◆ What to work on
Transcribe each record below word for word.

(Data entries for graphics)
◆ ◆ ◆

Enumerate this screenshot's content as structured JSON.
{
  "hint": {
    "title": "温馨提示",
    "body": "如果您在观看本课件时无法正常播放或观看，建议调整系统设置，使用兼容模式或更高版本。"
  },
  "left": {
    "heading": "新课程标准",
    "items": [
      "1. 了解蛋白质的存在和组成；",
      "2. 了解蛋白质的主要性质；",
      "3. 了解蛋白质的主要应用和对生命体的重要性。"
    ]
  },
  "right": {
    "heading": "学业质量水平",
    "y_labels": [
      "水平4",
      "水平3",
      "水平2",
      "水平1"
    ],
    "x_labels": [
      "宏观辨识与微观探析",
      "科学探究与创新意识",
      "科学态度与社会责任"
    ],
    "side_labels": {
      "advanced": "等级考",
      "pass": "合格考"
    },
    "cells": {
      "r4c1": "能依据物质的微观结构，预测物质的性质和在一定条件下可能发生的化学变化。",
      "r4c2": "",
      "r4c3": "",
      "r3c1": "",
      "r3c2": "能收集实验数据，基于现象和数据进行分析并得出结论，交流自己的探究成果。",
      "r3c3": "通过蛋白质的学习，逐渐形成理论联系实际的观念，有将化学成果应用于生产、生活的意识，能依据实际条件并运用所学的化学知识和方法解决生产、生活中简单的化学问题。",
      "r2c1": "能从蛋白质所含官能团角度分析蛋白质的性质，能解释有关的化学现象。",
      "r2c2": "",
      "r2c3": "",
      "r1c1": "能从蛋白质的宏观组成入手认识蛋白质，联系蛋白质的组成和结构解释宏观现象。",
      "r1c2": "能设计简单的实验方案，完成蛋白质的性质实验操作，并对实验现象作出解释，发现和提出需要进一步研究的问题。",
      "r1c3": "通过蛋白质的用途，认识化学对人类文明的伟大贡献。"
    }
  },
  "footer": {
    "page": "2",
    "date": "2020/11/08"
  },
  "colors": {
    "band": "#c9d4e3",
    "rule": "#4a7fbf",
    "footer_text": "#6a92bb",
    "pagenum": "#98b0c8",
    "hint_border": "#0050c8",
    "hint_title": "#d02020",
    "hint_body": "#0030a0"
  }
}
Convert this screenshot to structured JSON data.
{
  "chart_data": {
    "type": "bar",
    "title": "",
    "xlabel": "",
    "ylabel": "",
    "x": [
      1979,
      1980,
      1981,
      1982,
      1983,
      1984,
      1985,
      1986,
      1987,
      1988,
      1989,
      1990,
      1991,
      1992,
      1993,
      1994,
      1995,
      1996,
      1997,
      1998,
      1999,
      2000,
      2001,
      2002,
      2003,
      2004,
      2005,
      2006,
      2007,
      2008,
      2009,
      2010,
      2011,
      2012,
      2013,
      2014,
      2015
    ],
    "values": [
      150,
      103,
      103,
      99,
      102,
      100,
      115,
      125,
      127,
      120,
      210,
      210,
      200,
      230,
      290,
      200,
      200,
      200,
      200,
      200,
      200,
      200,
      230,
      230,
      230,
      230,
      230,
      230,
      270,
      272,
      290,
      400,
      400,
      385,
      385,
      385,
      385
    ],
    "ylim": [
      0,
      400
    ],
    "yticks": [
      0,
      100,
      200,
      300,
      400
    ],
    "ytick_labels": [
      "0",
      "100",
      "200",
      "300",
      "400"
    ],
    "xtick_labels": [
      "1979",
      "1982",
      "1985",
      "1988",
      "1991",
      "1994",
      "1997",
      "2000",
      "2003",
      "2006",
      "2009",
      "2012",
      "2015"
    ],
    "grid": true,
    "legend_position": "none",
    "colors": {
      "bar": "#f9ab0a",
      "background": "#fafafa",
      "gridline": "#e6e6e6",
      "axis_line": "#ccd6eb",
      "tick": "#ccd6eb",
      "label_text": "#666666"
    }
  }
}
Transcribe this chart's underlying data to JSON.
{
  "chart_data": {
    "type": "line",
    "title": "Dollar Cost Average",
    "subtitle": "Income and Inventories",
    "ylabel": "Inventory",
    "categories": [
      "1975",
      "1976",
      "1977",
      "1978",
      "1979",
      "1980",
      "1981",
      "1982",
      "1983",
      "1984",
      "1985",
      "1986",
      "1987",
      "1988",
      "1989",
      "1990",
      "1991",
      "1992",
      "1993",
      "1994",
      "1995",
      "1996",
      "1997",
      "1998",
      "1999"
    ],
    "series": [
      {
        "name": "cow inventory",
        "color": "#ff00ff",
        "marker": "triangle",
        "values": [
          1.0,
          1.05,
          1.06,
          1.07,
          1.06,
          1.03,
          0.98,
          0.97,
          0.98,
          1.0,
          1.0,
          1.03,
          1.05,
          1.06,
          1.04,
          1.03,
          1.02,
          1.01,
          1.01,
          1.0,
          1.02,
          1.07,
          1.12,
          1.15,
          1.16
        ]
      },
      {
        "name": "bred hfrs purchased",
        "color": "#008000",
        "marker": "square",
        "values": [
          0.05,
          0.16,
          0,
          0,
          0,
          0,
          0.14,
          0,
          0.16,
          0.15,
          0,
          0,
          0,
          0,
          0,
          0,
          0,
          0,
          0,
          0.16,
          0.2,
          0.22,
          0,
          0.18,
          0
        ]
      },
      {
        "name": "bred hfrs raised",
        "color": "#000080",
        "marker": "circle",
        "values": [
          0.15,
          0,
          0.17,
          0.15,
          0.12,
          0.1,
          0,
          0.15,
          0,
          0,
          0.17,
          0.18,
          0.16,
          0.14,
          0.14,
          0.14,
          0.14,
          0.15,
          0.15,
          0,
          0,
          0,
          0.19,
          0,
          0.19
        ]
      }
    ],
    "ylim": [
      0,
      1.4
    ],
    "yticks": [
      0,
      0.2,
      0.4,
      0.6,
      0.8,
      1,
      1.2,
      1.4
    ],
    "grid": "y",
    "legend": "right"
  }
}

◆ ◆ ◆

◆ Finished exercise
Enumerate this screenshot's content as structured JSON.
{
  "hint": {
    "title": "温馨提示",
    "body": "如果您在观看本课件时无法正常播放或观看，建议调整系统设置，使用兼容模式或更高版本。"
  },
  "left": {
    "heading": "新课程标准",
    "items": [
      "1. 了解蛋白质的存在和组成；",
      "2. 了解蛋白质的主要性质；",
      "3. 了解蛋白质的主要应用和对生命体的重要性。"
    ]
  },
  "right": {
    "heading": "学业质量水平",
    "y_labels": [
      "水平4",
      "水平3",
      "水平2",
      "水平1"
    ],
    "x_labels": [
      "宏观辨识与微观探析",
      "科学探究与创新意识",
      "科学态度与社会责任"
    ],
    "side_labels": {
      "advanced": "等级考",
      "pass": "合格考"
    },
    "cells": {
      "r4c1": "能依据物质的微观结构，预测物质的性质和在一定条件下可能发生的化学变化。",
      "r4c2": "",
      "r4c3": "",
      "r3c1": "",
      "r3c2": "能收集实验数据，基于现象和数据进行分析并得出结论，交流自己的探究成果。",
      "r3c3": "通过蛋白质的学习，逐渐形成理论联系实际的观念，有将化学成果应用于生产、生活的意识，能依据实际条件并运用所学的化学知识和方法解决生产、生活中简单的化学问题。",
      "r2c1": "能从蛋白质所含官能团角度分析蛋白质的性质，能解释有关的化学现象。",
      "r2c2": "",
      "r2c3": "",
      "r1c1": "能从蛋白质的宏观组成入手认识蛋白质，联系蛋白质的组成和结构解释宏观现象。",
      "r1c2": "能设计简单的实验方案，完成蛋白质的性质实验操作，并对实验现象作出解释，发现和提出需要进一步研究的问题。",
      "r1c3": "通过蛋白质的用途，认识化学对人类文明的伟大贡献。"
    }
  },
  "footer": {
    "page": "2",
    "date": "2020/11/08"
  },
  "colors": {
    "band": "#c9d4e3",
    "rule": "#4a7fbf",
    "footer_text": "#6a92bb",
    "pagenum": "#98b0c8",
    "hint_border": "#0050c8",
    "hint_title": "#d02020",
    "hint_body": "#0030a0"
  }
}
Convert this screenshot to structured JSON data.
{
  "chart_data": {
    "type": "bar",
    "title": "",
    "xlabel": "",
    "ylabel": "",
    "x": [
      1979,
      1980,
      1981,
      1982,
      1983,
      1984,
      1985,
      1986,
      1987,
      1988,
      1989,
      1990,
      1991,
      1992,
      1993,
      1994,
      1995,
      1996,
      1997,
      1998,
      1999,
      2000,
      2001,
      2002,
      2003,
      2004,
      2005,
      2006,
      2007,
      2008,
      2009,
      2010,
      2011,
      2012,
      2013,
      2014,
      2015
    ],
    "values": [
      150,
      103,
      103,
      99,
      102,
      100,
      115,
      125,
      127,
      120,
      210,
      210,
      200,
      230,
      290,
      200,
      200,
      200,
      200,
      200,
      200,
      200,
      230,
      230,
      230,
      230,
      230,
      230,
      270,
      272,
      290,
      400,
      400,
      385,
      385,
      385,
      385
    ],
    "ylim": [
      0,
      400
    ],
    "yticks": [
      0,
      100,
      200,
      300,
      400
    ],
    "ytick_labels": [
      "0",
      "100",
      "200",
      "300",
      "400"
    ],
    "xtick_labels": [
      "1979",
      "1982",
      "1985",
      "1988",
      "1991",
      "1994",
      "1997",
      "2000",
      "2003",
      "2006",
      "2009",
      "2012",
      "2015"
    ],
    "grid": true,
    "legend_position": "none",
    "colors": {
      "bar": "#f9ab0a",
      "background": "#fafafa",
      "gridline": "#e6e6e6",
      "axis_line": "#ccd6eb",
      "tick": "#ccd6eb",
      "label_text": "#666666"
    }
  }
}
Transcribe this chart's underlying data to JSON.
{
  "chart_data": {
    "type": "line",
    "title": "Dollar Cost Average",
    "subtitle": "Income and Inventories",
    "ylabel": "Inventory",
    "categories": [
      "1975",
      "1976",
      "1977",
      "1978",
      "1979",
      "1980",
      "1981",
      "1982",
      "1983",
      "1984",
      "1985",
      "1986",
      "1987",
      "1988",
      "1989",
      "1990",
      "1991",
      "1992",
      "1993",
      "1994",
      "1995",
      "1996",
      "1997",
      "1998",
      "1999"
    ],
    "series": [
      {
        "name": "cow inventory",
        "color": "#ff00ff",
        "marker": "triangle",
        "values": [
          1.0,
          1.05,
          1.06,
          1.07,
          1.06,
          1.03,
          0.98,
          0.97,
          0.98,
          1.0,
          1.0,
          1.03,
          1.05,
          1.06,
          1.04,
          1.03,
          1.02,
          1.01,
          1.01,
          1.0,
          1.02,
          1.07,
          1.12,
          1.15,
          1.16
        ]
      },
      {
        "name": "bred hfrs purchased",
        "color": "#008000",
        "marker": "square",
        "values": [
          0.05,
          0.16,
          0,
          0,
          0,
          0,
          0.14,
          0,
          0.16,
          0.15,
          0,
          0,
          0,
          0,
          0,
          0,
          0,
          0,
          0,
          0.16,
          0.2,
          0.22,
          0,
          0.18,
          0
        ]
      },
      {
        "name": "bred hfrs raised",
        "color": "#000080",
        "marker": "circle",
        "values": [
          0.15,
          0,
          0.17,
          0.15,
          0.12,
          0.1,
          0,
          0.15,
          0,
          0,
          0.17,
          0.18,
          0.16,
          0.14,
          0.14,
          0.14,
          0.14,
          0.15,
          0.15,
          0,
          0,
          0,
          0.19,
          0,
          0.19
        ]
      }
    ],
    "ylim": [
      0,
      1.4
    ],
    "yticks": [
      0,
      0.2,
      0.4,
      0.6,
      0.8,
      1,
      1.2,
      1.4
    ],
    "grid": "y",
    "legend": "right"
  }
}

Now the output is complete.